BEGIN
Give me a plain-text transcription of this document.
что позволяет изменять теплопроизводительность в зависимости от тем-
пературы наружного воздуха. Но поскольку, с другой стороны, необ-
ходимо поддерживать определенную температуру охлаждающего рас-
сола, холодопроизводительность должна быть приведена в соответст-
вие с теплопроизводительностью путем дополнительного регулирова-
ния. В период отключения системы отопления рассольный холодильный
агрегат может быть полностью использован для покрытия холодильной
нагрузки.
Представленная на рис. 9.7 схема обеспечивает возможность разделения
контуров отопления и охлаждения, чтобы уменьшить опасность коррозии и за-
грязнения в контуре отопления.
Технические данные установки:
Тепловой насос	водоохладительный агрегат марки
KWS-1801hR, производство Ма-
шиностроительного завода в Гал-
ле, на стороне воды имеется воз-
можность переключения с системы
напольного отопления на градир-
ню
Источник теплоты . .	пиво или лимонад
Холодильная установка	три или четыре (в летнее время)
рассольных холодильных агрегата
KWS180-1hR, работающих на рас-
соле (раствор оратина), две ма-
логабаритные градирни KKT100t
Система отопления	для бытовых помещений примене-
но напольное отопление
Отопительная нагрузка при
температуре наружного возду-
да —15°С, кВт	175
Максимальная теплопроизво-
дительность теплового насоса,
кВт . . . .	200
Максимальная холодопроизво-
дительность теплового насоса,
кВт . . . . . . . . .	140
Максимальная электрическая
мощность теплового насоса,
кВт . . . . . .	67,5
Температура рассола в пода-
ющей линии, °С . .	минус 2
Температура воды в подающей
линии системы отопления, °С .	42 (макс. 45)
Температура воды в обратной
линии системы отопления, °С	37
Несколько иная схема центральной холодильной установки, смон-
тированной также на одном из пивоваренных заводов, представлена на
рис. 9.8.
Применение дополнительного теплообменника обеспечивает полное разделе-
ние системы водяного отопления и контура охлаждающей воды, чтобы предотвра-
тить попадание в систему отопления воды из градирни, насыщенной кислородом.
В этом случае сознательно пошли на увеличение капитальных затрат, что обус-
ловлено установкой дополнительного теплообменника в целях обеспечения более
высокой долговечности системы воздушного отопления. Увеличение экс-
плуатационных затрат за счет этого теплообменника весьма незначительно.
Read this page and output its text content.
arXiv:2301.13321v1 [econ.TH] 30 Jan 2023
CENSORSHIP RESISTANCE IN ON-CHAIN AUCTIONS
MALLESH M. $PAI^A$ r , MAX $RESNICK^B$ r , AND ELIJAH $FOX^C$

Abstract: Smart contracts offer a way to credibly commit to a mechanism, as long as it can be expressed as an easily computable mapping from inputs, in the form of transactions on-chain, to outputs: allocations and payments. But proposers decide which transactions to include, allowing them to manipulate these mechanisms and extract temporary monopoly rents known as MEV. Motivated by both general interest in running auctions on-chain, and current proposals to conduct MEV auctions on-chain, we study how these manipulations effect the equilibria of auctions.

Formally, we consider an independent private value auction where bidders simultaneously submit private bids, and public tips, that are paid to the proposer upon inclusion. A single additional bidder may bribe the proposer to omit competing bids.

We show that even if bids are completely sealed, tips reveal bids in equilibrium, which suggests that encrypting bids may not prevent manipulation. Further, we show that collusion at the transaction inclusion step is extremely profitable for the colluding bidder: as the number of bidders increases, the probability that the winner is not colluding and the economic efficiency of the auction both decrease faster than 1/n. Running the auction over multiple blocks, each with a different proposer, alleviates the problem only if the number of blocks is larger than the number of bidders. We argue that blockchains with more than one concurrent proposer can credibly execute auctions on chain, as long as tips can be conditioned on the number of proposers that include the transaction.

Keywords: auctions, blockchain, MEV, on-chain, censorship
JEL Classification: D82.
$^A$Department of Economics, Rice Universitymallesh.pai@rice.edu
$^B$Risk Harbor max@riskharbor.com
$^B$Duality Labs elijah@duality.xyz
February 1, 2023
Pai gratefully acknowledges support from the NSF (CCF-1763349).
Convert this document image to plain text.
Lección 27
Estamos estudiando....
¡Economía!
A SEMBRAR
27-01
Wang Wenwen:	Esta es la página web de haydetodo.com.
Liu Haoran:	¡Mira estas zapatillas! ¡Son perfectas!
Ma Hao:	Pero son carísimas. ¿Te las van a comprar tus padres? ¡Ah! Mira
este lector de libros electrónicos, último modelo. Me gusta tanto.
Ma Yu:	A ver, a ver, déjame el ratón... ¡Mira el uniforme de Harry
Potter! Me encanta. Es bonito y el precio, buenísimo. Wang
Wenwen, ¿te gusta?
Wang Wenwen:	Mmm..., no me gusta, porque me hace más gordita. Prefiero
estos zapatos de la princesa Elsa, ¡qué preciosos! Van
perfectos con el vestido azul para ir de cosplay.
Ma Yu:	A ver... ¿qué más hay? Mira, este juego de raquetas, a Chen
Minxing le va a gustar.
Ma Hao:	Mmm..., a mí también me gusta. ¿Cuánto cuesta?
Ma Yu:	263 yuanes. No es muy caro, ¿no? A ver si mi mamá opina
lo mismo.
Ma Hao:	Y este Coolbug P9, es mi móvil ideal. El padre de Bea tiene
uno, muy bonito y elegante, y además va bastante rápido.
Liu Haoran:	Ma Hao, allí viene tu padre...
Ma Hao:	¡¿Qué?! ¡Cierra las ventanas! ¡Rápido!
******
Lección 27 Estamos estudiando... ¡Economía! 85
END
#### [Aim]
Write out every entry again exactly, please, with nothing missing.

#### [Answer to this task]
Give me a plain-text transcription of this document.
что позволяет изменять теплопроизводительность в зависимости от тем-
пературы наружного воздуха. Но поскольку, с другой стороны, необ-
ходимо поддерживать определенную температуру охлаждающего рас-
сола, холодопроизводительность должна быть приведена в соответст-
вие с теплопроизводительностью путем дополнительного регулирова-
ния. В период отключения системы отопления рассольный холодильный
агрегат может быть полностью использован для покрытия холодильной
нагрузки.
Представленная на рис. 9.7 схема обеспечивает возможность разделения
контуров отопления и охлаждения, чтобы уменьшить опасность коррозии и за-
грязнения в контуре отопления.
Технические данные установки:
Тепловой насос	водоохладительный агрегат марки
KWS-1801hR, производство Ма-
шиностроительного завода в Гал-
ле, на стороне воды имеется воз-
можность переключения с системы
напольного отопления на градир-
ню
Источник теплоты . .	пиво или лимонад
Холодильная установка	три или четыре (в летнее время)
рассольных холодильных агрегата
KWS180-1hR, работающих на рас-
соле (раствор оратина), две ма-
логабаритные градирни KKT100t
Система отопления	для бытовых помещений примене-
но напольное отопление
Отопительная нагрузка при
температуре наружного возду-
да —15°С, кВт	175
Максимальная теплопроизво-
дительность теплового насоса,
кВт . . . .	200
Максимальная холодопроизво-
дительность теплового насоса,
кВт . . . . . . . . .	140
Максимальная электрическая
мощность теплового насоса,
кВт . . . . . .	67,5
Температура рассола в пода-
ющей линии, °С . .	минус 2
Температура воды в подающей
линии системы отопления, °С .	42 (макс. 45)
Температура воды в обратной
линии системы отопления, °С	37
Несколько иная схема центральной холодильной установки, смон-
тированной также на одном из пивоваренных заводов, представлена на
рис. 9.8.
Применение дополнительного теплообменника обеспечивает полное разделе-
ние системы водяного отопления и контура охлаждающей воды, чтобы предотвра-
тить попадание в систему отопления воды из градирни, насыщенной кислородом.
В этом случае сознательно пошли на увеличение капитальных затрат, что обус-
ловлено установкой дополнительного теплообменника в целях обеспечения более
высокой долговечности системы воздушного отопления. Увеличение экс-
плуатационных затрат за счет этого теплообменника весьма незначительно.
Read this page and output its text content.
arXiv:2301.13321v1 [econ.TH] 30 Jan 2023
CENSORSHIP RESISTANCE IN ON-CHAIN AUCTIONS
MALLESH M. $PAI^A$ r , MAX $RESNICK^B$ r , AND ELIJAH $FOX^C$

Abstract: Smart contracts offer a way to credibly commit to a mechanism, as long as it can be expressed as an easily computable mapping from inputs, in the form of transactions on-chain, to outputs: allocations and payments. But proposers decide which transactions to include, allowing them to manipulate these mechanisms and extract temporary monopoly rents known as MEV. Motivated by both general interest in running auctions on-chain, and current proposals to conduct MEV auctions on-chain, we study how these manipulations effect the equilibria of auctions.

Formally, we consider an independent private value auction where bidders simultaneously submit private bids, and public tips, that are paid to the proposer upon inclusion. A single additional bidder may bribe the proposer to omit competing bids.

We show that even if bids are completely sealed, tips reveal bids in equilibrium, which suggests that encrypting bids may not prevent manipulation. Further, we show that collusion at the transaction inclusion step is extremely profitable for the colluding bidder: as the number of bidders increases, the probability that the winner is not colluding and the economic efficiency of the auction both decrease faster than 1/n. Running the auction over multiple blocks, each with a different proposer, alleviates the problem only if the number of blocks is larger than the number of bidders. We argue that blockchains with more than one concurrent proposer can credibly execute auctions on chain, as long as tips can be conditioned on the number of proposers that include the transaction.

Keywords: auctions, blockchain, MEV, on-chain, censorship
JEL Classification: D82.
$^A$Department of Economics, Rice Universitymallesh.pai@rice.edu
$^B$Risk Harbor max@riskharbor.com
$^B$Duality Labs elijah@duality.xyz
February 1, 2023
Pai gratefully acknowledges support from the NSF (CCF-1763349).
Convert this document image to plain text.
Lección 27
Estamos estudiando....
¡Economía!
A SEMBRAR
27-01
Wang Wenwen:	Esta es la página web de haydetodo.com.
Liu Haoran:	¡Mira estas zapatillas! ¡Son perfectas!
Ma Hao:	Pero son carísimas. ¿Te las van a comprar tus padres? ¡Ah! Mira
este lector de libros electrónicos, último modelo. Me gusta tanto.
Ma Yu:	A ver, a ver, déjame el ratón... ¡Mira el uniforme de Harry
Potter! Me encanta. Es bonito y el precio, buenísimo. Wang
Wenwen, ¿te gusta?
Wang Wenwen:	Mmm..., no me gusta, porque me hace más gordita. Prefiero
estos zapatos de la princesa Elsa, ¡qué preciosos! Van
perfectos con el vestido azul para ir de cosplay.
Ma Yu:	A ver... ¿qué más hay? Mira, este juego de raquetas, a Chen
Minxing le va a gustar.
Ma Hao:	Mmm..., a mí también me gusta. ¿Cuánto cuesta?
Ma Yu:	263 yuanes. No es muy caro, ¿no? A ver si mi mamá opina
lo mismo.
Ma Hao:	Y este Coolbug P9, es mi móvil ideal. El padre de Bea tiene
uno, muy bonito y elegante, y además va bastante rápido.
Liu Haoran:	Ma Hao, allí viene tu padre...
Ma Hao:	¡¿Qué?! ¡Cierra las ventanas! ¡Rápido!
******
Lección 27 Estamos estudiando... ¡Economía! 85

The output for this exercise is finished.